* [RECORDS PROVIDED]
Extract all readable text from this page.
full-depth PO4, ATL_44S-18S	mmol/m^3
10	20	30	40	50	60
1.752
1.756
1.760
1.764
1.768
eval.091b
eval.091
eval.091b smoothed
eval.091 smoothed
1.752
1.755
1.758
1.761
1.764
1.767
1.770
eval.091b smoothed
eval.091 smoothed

* [INSTRUCTIONS FOR THE TASK] The entries above must be returned in full, exactly as shown.

* [WRITTEN ANSWER]
Extract all readable text from this page.
full-depth PO4, ATL_44S-18S	mmol/m^3
10	20	30	40	50	60
1.752
1.756
1.760
1.764
1.768
eval.091b
eval.091
eval.091b smoothed
eval.091 smoothed
1.752
1.755
1.758
1.761
1.764
1.767
1.770
eval.091b smoothed
eval.091 smoothed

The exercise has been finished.